[Dataset entries]
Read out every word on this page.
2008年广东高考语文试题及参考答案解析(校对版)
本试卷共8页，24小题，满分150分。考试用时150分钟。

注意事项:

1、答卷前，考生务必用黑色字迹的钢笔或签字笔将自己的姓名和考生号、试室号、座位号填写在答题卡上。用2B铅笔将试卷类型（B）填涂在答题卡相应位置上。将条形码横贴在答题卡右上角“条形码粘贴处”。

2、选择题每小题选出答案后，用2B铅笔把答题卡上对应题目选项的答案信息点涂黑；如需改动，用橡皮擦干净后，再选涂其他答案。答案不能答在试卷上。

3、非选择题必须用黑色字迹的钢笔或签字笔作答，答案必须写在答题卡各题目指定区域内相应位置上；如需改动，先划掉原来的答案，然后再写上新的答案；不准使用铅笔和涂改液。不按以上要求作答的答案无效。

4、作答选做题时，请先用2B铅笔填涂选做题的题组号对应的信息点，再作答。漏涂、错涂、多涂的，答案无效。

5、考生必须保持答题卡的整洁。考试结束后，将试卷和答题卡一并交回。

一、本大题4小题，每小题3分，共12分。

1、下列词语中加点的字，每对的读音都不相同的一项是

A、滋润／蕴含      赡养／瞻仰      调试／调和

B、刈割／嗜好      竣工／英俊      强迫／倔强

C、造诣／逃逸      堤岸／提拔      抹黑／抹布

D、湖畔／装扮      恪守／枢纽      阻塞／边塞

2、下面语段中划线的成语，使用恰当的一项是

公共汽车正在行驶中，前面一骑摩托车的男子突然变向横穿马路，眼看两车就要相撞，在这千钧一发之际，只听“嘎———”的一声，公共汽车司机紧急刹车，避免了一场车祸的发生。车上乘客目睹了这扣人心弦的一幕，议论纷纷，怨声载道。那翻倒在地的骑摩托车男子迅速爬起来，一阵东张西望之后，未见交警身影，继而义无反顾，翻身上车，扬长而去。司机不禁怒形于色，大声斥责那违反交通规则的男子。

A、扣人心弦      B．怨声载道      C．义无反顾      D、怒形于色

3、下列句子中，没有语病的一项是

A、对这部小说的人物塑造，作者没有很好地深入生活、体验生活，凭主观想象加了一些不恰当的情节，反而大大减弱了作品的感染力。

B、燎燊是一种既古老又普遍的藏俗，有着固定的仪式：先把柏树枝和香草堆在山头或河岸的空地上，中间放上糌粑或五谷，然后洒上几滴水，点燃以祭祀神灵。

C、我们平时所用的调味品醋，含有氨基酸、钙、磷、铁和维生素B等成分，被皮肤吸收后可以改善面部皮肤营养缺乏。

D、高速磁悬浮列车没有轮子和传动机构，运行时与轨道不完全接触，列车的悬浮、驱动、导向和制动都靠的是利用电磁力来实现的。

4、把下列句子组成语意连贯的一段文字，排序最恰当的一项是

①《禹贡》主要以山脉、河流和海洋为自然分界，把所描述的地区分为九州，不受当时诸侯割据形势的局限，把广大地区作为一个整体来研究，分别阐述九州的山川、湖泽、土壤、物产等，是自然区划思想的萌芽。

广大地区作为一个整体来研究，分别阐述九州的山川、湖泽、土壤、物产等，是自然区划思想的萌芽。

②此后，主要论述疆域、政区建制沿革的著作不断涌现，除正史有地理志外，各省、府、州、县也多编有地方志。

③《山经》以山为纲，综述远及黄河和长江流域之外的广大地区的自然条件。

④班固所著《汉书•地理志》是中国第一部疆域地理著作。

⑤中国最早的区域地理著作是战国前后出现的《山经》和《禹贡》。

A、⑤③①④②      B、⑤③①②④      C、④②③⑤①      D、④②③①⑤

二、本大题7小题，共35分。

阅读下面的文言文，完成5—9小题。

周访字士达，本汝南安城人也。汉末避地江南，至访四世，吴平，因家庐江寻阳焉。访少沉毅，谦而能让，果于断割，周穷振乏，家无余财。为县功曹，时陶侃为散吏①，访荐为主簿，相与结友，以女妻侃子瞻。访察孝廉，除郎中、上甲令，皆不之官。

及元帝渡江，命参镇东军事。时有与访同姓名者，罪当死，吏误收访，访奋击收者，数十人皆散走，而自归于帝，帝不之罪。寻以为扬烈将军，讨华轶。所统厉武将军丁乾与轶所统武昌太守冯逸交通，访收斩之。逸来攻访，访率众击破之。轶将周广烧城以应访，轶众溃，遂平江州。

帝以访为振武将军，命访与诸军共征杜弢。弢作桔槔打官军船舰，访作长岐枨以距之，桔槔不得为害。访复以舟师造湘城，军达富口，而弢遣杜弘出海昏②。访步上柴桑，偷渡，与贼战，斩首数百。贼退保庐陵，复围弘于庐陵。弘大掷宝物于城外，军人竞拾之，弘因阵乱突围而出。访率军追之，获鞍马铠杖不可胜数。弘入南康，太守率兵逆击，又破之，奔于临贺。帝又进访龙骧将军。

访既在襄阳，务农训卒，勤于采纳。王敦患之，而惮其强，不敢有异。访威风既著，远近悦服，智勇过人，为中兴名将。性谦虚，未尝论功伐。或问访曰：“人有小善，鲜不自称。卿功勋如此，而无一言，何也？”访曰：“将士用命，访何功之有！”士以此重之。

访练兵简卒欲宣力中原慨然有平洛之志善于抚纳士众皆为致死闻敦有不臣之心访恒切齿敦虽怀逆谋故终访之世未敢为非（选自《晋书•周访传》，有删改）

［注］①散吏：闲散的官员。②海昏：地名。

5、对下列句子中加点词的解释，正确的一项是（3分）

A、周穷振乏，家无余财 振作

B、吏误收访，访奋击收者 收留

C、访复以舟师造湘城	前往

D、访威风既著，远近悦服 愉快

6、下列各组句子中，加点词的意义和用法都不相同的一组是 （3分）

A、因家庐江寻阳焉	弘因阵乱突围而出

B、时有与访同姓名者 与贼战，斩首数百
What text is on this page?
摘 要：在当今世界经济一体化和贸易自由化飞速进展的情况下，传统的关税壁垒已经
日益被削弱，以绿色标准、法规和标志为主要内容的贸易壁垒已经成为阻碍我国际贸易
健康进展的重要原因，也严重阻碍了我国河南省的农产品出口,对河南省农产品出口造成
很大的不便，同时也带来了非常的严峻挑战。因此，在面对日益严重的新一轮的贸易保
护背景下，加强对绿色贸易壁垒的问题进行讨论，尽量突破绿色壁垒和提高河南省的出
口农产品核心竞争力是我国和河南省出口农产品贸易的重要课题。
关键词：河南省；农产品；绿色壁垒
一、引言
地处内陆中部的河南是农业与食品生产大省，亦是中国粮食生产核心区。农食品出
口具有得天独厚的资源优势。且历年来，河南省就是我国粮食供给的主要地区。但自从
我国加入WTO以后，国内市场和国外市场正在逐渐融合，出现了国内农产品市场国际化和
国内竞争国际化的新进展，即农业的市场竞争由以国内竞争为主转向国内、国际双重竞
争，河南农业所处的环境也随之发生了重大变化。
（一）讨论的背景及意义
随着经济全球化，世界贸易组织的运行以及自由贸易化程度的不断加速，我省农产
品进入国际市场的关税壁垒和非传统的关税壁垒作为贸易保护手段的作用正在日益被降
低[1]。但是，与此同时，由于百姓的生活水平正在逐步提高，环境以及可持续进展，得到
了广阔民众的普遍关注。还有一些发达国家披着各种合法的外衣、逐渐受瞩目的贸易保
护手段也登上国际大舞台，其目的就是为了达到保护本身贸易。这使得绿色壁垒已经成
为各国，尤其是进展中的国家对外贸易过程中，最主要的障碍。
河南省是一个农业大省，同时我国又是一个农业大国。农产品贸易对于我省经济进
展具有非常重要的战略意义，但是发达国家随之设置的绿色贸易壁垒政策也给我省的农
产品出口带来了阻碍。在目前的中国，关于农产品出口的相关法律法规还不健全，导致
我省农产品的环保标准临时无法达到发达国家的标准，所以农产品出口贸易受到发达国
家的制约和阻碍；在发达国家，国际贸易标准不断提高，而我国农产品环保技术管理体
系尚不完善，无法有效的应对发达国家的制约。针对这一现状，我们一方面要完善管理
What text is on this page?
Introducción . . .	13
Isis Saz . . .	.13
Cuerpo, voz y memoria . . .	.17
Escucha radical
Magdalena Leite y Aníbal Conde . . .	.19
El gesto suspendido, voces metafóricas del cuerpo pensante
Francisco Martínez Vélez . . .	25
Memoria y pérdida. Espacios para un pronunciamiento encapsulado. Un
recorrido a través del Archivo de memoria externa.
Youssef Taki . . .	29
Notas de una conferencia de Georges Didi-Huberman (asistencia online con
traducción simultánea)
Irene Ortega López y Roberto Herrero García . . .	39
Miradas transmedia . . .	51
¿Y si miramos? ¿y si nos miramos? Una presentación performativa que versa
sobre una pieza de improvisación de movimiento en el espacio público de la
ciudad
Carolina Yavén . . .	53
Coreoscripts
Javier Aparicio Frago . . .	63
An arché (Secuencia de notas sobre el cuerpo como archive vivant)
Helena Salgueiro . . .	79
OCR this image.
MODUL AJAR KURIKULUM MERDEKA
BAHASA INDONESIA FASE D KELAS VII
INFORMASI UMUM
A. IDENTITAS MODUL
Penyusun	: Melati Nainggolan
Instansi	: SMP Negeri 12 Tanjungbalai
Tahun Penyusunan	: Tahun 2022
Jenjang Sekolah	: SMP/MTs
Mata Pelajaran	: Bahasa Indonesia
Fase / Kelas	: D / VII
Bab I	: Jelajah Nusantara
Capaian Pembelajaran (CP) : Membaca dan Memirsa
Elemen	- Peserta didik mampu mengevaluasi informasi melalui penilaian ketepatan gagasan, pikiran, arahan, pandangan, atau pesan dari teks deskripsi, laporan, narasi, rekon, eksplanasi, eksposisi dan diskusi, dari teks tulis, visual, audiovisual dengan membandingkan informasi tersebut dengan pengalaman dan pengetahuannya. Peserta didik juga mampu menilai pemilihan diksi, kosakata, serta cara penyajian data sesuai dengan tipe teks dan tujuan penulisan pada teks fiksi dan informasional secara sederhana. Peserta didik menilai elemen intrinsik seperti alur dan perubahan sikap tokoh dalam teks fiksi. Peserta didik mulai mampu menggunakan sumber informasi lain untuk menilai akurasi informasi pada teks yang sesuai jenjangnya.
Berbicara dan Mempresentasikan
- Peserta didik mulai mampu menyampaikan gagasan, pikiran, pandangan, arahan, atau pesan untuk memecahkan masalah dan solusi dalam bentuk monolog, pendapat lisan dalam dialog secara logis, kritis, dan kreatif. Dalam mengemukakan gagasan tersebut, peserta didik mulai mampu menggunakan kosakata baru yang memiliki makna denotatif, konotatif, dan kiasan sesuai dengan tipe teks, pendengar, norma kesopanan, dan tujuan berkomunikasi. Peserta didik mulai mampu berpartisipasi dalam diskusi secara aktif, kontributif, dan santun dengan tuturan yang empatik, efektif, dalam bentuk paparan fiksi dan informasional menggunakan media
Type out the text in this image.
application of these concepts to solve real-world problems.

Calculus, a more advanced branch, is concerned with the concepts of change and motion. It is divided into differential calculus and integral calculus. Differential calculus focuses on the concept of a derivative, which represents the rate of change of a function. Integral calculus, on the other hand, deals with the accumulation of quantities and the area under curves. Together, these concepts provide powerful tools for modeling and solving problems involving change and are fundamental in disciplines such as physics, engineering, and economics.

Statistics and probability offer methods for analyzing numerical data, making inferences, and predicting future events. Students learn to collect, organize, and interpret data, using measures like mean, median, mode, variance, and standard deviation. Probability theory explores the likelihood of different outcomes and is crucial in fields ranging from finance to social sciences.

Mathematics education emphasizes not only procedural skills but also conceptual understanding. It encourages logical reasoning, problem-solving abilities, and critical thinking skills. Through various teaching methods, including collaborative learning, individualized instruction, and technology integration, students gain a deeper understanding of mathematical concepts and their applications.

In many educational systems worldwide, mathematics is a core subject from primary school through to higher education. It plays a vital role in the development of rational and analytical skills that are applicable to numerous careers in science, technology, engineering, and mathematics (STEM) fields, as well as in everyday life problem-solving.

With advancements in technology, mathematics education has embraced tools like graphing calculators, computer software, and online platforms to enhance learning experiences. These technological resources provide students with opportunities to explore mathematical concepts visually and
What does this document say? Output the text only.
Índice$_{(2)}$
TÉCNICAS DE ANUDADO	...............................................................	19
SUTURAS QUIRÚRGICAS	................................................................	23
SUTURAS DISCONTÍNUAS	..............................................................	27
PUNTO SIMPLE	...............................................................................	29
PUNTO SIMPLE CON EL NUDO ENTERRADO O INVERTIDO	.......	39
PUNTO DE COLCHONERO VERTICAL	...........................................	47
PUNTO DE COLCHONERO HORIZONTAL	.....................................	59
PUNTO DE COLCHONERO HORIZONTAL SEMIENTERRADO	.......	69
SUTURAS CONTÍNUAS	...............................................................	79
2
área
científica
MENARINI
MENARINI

• PROBLEM TO WORK ON:
Find all lines with "dalam" in them and copy each one.

• FULL SOLUTION:
Elemen	- Peserta didik mampu mengevaluasi informasi melalui penilaian ketepatan gagasan, pikiran, arahan, pandangan, atau pesan dari teks deskripsi, laporan, narasi, rekon, eksplanasi, eksposisi dan diskusi, dari teks tulis, visual, audiovisual dengan membandingkan informasi tersebut dengan pengalaman dan pengetahuannya. Peserta didik juga mampu menilai pemilihan diksi, kosakata, serta cara penyajian data sesuai dengan tipe teks dan tujuan penulisan pada teks fiksi dan informasional secara sederhana. Peserta didik menilai elemen intrinsik seperti alur dan perubahan sikap tokoh dalam teks fiksi. Peserta didik mulai mampu menggunakan sumber informasi lain untuk menilai akurasi informasi pada teks yang sesuai jenjangnya.
- Peserta didik mulai mampu menyampaikan gagasan, pikiran, pandangan, arahan, atau pesan untuk memecahkan masalah dan solusi dalam bentuk monolog, pendapat lisan dalam dialog secara logis, kritis, dan kreatif. Dalam mengemukakan gagasan tersebut, peserta didik mulai mampu menggunakan kosakata baru yang memiliki makna denotatif, konotatif, dan kiasan sesuai dengan tipe teks, pendengar, norma kesopanan, dan tujuan berkomunikasi. Peserta didik mulai mampu berpartisipasi dalam diskusi secara aktif, kontributif, dan santun dengan tuturan yang empatik, efektif, dalam bentuk paparan fiksi dan informasional menggunakan media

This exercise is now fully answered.